## REQUIRED WORK
Count how many lines have the word "Land" in them. Reply with that number by itself.
Begin DATA FOR PROCESSING
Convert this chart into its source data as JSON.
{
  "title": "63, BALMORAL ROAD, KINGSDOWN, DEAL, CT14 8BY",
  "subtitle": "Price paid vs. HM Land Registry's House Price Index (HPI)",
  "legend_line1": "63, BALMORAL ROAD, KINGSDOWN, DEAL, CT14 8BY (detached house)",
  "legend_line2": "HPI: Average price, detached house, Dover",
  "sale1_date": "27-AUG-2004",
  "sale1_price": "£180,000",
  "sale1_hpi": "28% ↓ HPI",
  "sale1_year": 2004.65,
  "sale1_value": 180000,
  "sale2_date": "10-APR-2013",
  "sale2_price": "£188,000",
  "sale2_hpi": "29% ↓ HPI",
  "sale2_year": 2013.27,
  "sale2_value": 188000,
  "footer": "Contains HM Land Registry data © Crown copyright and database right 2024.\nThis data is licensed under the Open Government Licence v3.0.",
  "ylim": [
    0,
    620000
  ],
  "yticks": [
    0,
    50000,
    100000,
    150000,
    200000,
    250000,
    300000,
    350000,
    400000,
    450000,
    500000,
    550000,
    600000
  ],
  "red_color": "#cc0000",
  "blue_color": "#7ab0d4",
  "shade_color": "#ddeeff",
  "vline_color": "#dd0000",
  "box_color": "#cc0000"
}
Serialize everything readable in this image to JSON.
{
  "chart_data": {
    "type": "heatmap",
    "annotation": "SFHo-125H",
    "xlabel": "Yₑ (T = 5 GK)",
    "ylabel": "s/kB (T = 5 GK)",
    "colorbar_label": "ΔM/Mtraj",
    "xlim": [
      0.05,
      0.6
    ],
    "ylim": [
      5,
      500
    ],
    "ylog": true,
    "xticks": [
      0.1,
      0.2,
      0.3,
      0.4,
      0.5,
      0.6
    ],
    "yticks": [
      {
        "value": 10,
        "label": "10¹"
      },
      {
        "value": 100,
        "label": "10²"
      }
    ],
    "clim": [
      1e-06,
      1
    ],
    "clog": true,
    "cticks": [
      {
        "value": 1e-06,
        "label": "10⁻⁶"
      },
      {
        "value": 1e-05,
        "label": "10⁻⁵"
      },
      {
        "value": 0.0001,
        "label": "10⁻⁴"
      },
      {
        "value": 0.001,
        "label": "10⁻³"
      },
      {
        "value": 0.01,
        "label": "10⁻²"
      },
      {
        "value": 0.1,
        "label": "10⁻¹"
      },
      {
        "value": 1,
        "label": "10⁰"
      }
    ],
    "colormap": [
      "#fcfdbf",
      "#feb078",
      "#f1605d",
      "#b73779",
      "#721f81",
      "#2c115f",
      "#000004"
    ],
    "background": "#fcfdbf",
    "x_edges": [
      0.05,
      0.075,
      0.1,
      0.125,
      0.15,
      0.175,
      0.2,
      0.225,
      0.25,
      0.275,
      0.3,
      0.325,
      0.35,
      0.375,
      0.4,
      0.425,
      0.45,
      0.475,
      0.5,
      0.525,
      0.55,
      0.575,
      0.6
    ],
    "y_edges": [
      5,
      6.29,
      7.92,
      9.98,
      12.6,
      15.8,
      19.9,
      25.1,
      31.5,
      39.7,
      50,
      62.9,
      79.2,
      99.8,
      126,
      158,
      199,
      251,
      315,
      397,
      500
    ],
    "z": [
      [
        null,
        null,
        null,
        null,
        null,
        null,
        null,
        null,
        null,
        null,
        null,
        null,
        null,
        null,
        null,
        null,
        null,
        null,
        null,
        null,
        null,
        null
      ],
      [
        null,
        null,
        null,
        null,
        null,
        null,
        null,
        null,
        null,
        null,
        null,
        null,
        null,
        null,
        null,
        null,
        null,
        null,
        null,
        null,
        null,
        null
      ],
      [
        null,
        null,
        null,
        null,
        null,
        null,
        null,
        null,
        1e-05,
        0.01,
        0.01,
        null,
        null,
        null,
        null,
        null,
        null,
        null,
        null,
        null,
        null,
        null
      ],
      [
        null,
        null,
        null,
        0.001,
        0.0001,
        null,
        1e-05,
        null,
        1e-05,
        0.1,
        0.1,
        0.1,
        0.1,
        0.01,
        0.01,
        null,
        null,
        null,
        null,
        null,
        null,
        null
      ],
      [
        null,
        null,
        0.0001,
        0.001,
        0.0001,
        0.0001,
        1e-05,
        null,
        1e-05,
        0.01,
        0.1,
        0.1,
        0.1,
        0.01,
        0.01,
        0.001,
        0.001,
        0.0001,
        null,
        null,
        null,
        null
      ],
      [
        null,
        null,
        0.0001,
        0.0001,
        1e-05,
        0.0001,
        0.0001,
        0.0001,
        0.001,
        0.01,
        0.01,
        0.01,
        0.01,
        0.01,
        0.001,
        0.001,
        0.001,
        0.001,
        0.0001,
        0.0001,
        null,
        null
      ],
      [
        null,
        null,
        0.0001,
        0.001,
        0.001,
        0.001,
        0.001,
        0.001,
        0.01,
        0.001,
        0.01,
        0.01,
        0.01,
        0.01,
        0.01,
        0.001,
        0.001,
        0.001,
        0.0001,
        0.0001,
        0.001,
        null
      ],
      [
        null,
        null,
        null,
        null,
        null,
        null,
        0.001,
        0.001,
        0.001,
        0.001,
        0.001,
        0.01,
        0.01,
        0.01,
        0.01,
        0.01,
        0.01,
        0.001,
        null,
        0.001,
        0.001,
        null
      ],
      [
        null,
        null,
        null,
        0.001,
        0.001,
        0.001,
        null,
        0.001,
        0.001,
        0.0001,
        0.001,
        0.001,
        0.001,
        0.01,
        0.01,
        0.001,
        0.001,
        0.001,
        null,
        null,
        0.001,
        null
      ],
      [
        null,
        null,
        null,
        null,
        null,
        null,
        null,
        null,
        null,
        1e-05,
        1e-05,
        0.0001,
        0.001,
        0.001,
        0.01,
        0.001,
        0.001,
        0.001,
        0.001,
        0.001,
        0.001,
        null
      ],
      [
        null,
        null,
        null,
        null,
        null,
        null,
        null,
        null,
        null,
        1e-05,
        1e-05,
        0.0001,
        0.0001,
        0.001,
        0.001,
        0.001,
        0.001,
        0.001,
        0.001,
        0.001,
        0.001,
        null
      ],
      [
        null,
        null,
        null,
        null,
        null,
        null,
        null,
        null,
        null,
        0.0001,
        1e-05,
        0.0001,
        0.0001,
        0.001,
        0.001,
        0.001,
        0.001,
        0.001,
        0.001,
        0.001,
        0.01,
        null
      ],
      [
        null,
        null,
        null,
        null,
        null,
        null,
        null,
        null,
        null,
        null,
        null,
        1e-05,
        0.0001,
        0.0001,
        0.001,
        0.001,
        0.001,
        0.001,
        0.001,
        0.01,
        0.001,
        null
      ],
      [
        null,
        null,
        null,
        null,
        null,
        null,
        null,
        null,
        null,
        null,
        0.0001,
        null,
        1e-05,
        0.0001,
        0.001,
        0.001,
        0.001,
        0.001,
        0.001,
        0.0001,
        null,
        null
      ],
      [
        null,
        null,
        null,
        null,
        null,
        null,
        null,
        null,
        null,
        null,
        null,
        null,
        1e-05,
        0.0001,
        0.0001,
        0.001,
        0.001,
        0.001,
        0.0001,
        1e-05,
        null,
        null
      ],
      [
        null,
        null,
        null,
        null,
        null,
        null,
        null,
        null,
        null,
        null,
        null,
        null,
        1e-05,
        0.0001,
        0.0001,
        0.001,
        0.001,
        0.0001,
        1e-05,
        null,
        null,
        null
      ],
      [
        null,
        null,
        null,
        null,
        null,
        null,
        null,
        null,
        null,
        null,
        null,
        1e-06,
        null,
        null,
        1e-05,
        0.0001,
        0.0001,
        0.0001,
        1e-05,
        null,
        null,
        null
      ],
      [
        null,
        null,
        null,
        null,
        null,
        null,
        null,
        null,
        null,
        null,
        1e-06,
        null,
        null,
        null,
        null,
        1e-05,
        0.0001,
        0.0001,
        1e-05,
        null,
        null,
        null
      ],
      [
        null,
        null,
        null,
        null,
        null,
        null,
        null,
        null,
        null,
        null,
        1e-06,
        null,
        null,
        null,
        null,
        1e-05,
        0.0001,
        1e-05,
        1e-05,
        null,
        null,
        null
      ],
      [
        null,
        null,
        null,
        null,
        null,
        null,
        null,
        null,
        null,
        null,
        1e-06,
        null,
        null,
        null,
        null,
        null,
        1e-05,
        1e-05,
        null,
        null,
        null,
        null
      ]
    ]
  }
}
End DATA FOR PROCESSING
## RESPONSE TO THE EXERCISE
2